* _Set task_
Copy out each line of the data that holds the word "initials".

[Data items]
%%

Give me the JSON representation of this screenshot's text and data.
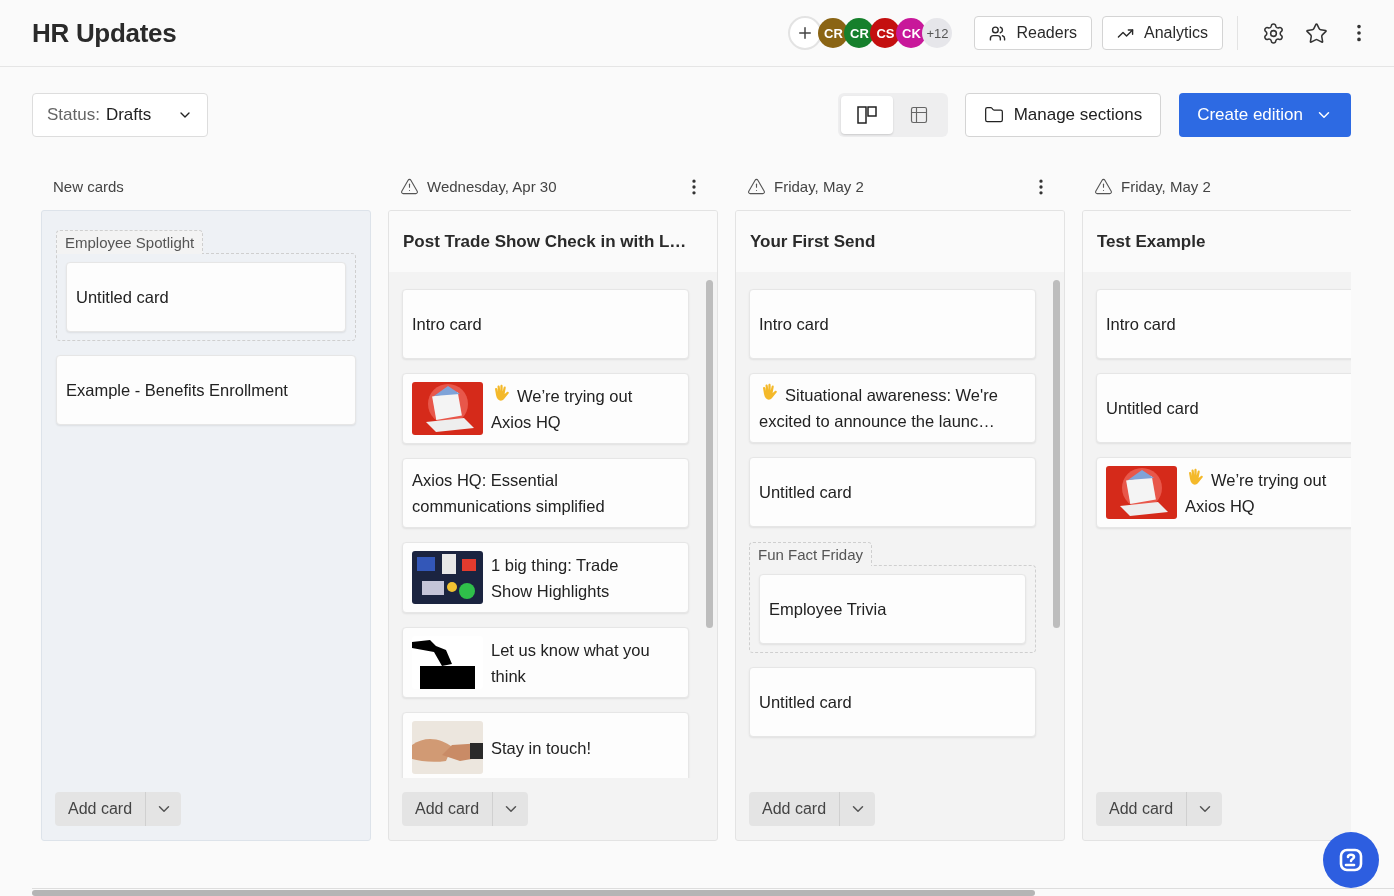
{
  "header": {
    "title": "HR Updates",
    "avatars": [
      {
        "initials": "CR",
        "color": "#8a6414"
      },
      {
        "initials": "CR",
        "color": "#16802c"
      },
      {
        "initials": "CS",
        "color": "#c40f0f"
      },
      {
        "initials": "CK",
        "color": "#c8189a"
      }
    ],
    "more_count": "+12",
    "buttons": [
      {
        "kind": "readers",
        "label": "Readers"
      },
      {
        "kind": "analytics",
        "label": "Analytics"
      }
    ]
  },
  "toolbar": {
    "status": {
      "prefix": "Status:",
      "value": "Drafts"
    },
    "views": [
      {
        "kind": "board",
        "selected": true
      },
      {
        "kind": "table",
        "selected": false
      }
    ],
    "manage": "Manage sections",
    "create": "Create edition"
  },
  "columns": [
    {
      "kind": "inbox",
      "header": "New cards",
      "warning": false,
      "menu": false,
      "add": "Add card",
      "scroll": false,
      "items": [
        {
          "kind": "group",
          "label": "Employee Spotlight",
          "children": [
            {
              "kind": "card",
              "title": "Untitled card"
            }
          ]
        },
        {
          "kind": "card",
          "title": "Example - Benefits Enrollment"
        }
      ]
    },
    {
      "kind": "edition",
      "header": "Wednesday, Apr 30",
      "warning": true,
      "menu": true,
      "title": "Post Trade Show Check in with L…",
      "add": "Add card",
      "scroll": true,
      "items": [
        {
          "kind": "card",
          "title": "Intro card"
        },
        {
          "kind": "card",
          "title": "We’re trying out Axios HQ",
          "picture": true,
          "wave": true
        },
        {
          "kind": "card",
          "title": "Axios HQ: Essential communications simplified"
        },
        {
          "kind": "card",
          "title": "1 big thing: Trade Show Highlights",
          "picture": true
        },
        {
          "kind": "card",
          "title": "Let us know what you think",
          "picture": true
        },
        {
          "kind": "card",
          "title": "Stay in touch!",
          "picture": true
        }
      ]
    },
    {
      "kind": "edition",
      "header": "Friday, May 2",
      "warning": true,
      "menu": true,
      "title": "Your First Send",
      "add": "Add card",
      "scroll": true,
      "items": [
        {
          "kind": "card",
          "title": "Intro card"
        },
        {
          "kind": "card",
          "title": "Situational awareness: We're excited to announce the launc…",
          "wave": true
        },
        {
          "kind": "card",
          "title": "Untitled card"
        },
        {
          "kind": "group",
          "label": "Fun Fact Friday",
          "children": [
            {
              "kind": "card",
              "title": "Employee Trivia"
            }
          ]
        },
        {
          "kind": "card",
          "title": "Untitled card"
        }
      ]
    },
    {
      "kind": "edition",
      "header": "Friday, May 2",
      "warning": true,
      "menu": false,
      "title": "Test Example",
      "add": "Add card",
      "scroll": false,
      "items": [
        {
          "kind": "card",
          "title": "Intro card"
        },
        {
          "kind": "card",
          "title": "Untitled card"
        },
        {
          "kind": "card",
          "title": "We’re trying out Axios HQ",
          "picture": true,
          "wave": true
        }
      ]
    }
  ]
}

%%

* _Solution to the problem_
        "initials": "CR",
        "initials": "CR",
        "initials": "CS",
        "initials": "CK",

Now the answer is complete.